Requirements:
Could you repeat the records below exactly, leaving out any pictures?

Record list:
::::::
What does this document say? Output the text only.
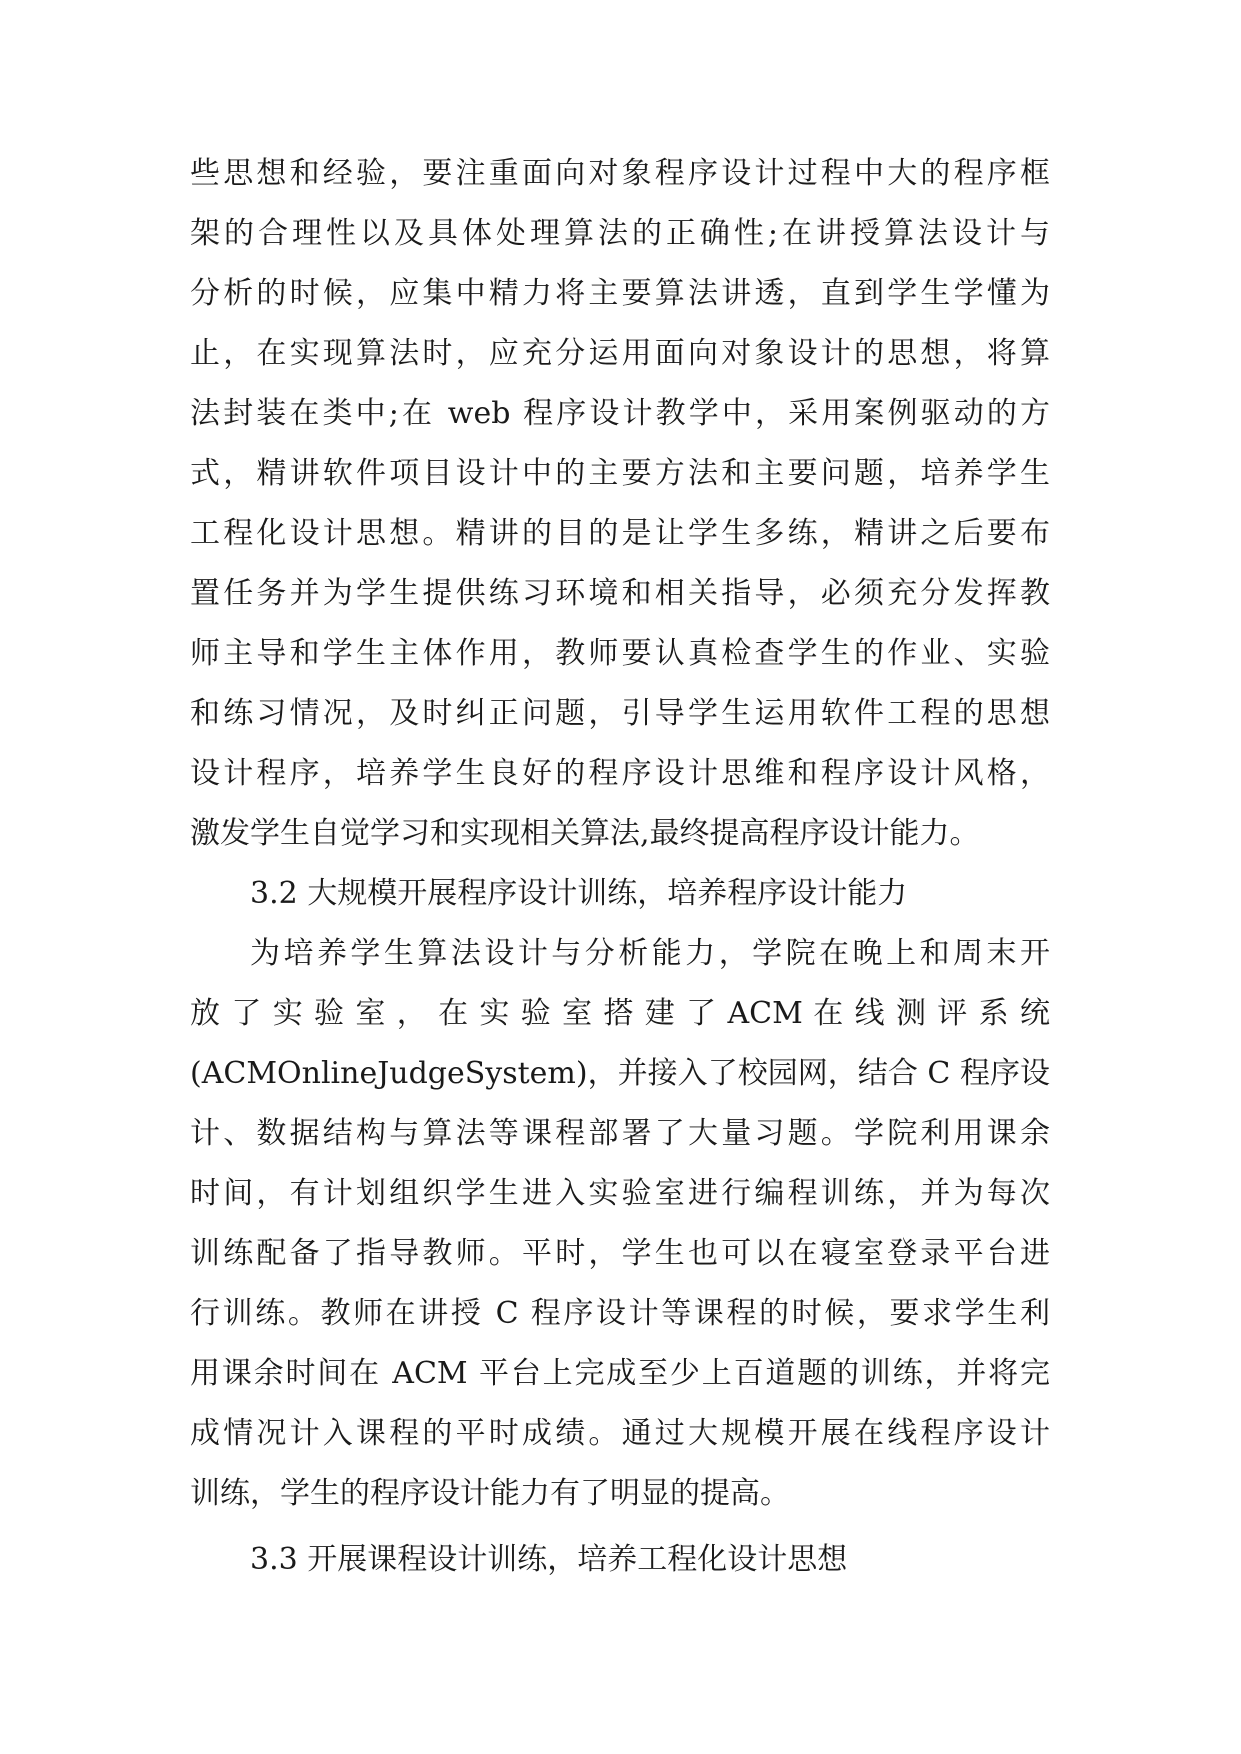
些思想和经验，要注重面向对象程序设计过程中大的程序框
架的合理性以及具体处理算法的正确性;在讲授算法设计与
分析的时候，应集中精力将主要算法讲透，直到学生学懂为
止，在实现算法时，应充分运用面向对象设计的思想，将算
法封装在类中;在 web 程序设计教学中，采用案例驱动的方
式，精讲软件项目设计中的主要方法和主要问题，培养学生
工程化设计思想。精讲的目的是让学生多练，精讲之后要布
置任务并为学生提供练习环境和相关指导，必须充分发挥教
师主导和学生主体作用，教师要认真检查学生的作业、实验
和练习情况，及时纠正问题，引导学生运用软件工程的思想
设计程序，培养学生良好的程序设计思维和程序设计风格，
激发学生自觉学习和实现相关算法,最终提高程序设计能力。
3.2 大规模开展程序设计训练，培养程序设计能力
为培养学生算法设计与分析能力，学院在晚上和周末开
放 了 实 验 室 ， 在 实 验 室 搭 建 了 ACM 在 线 测 评 系 统
(ACMOnlineJudgeSystem)，并接入了校园网，结合 C 程序设
计、数据结构与算法等课程部署了大量习题。学院利用课余
时间，有计划组织学生进入实验室进行编程训练，并为每次
训练配备了指导教师。平时，学生也可以在寝室登录平台进
行训练。教师在讲授 C 程序设计等课程的时候，要求学生利
用课余时间在 ACM 平台上完成至少上百道题的训练，并将完
成情况计入课程的平时成绩。通过大规模开展在线程序设计
训练，学生的程序设计能力有了明显的提高。
3.3 开展课程设计训练，培养工程化设计思想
::::::
Final result:
What does this document say? Output the text only.
些思想和经验，要注重面向对象程序设计过程中大的程序框
架的合理性以及具体处理算法的正确性;在讲授算法设计与
分析的时候，应集中精力将主要算法讲透，直到学生学懂为
止，在实现算法时，应充分运用面向对象设计的思想，将算
法封装在类中;在 web 程序设计教学中，采用案例驱动的方
式，精讲软件项目设计中的主要方法和主要问题，培养学生
工程化设计思想。精讲的目的是让学生多练，精讲之后要布
置任务并为学生提供练习环境和相关指导，必须充分发挥教
师主导和学生主体作用，教师要认真检查学生的作业、实验
和练习情况，及时纠正问题，引导学生运用软件工程的思想
设计程序，培养学生良好的程序设计思维和程序设计风格，
激发学生自觉学习和实现相关算法,最终提高程序设计能力。
3.2 大规模开展程序设计训练，培养程序设计能力
为培养学生算法设计与分析能力，学院在晚上和周末开
放 了 实 验 室 ， 在 实 验 室 搭 建 了 ACM 在 线 测 评 系 统
(ACMOnlineJudgeSystem)，并接入了校园网，结合 C 程序设
计、数据结构与算法等课程部署了大量习题。学院利用课余
时间，有计划组织学生进入实验室进行编程训练，并为每次
训练配备了指导教师。平时，学生也可以在寝室登录平台进
行训练。教师在讲授 C 程序设计等课程的时候，要求学生利
用课余时间在 ACM 平台上完成至少上百道题的训练，并将完
成情况计入课程的平时成绩。通过大规模开展在线程序设计
训练，学生的程序设计能力有了明显的提高。
3.3 开展课程设计训练，培养工程化设计思想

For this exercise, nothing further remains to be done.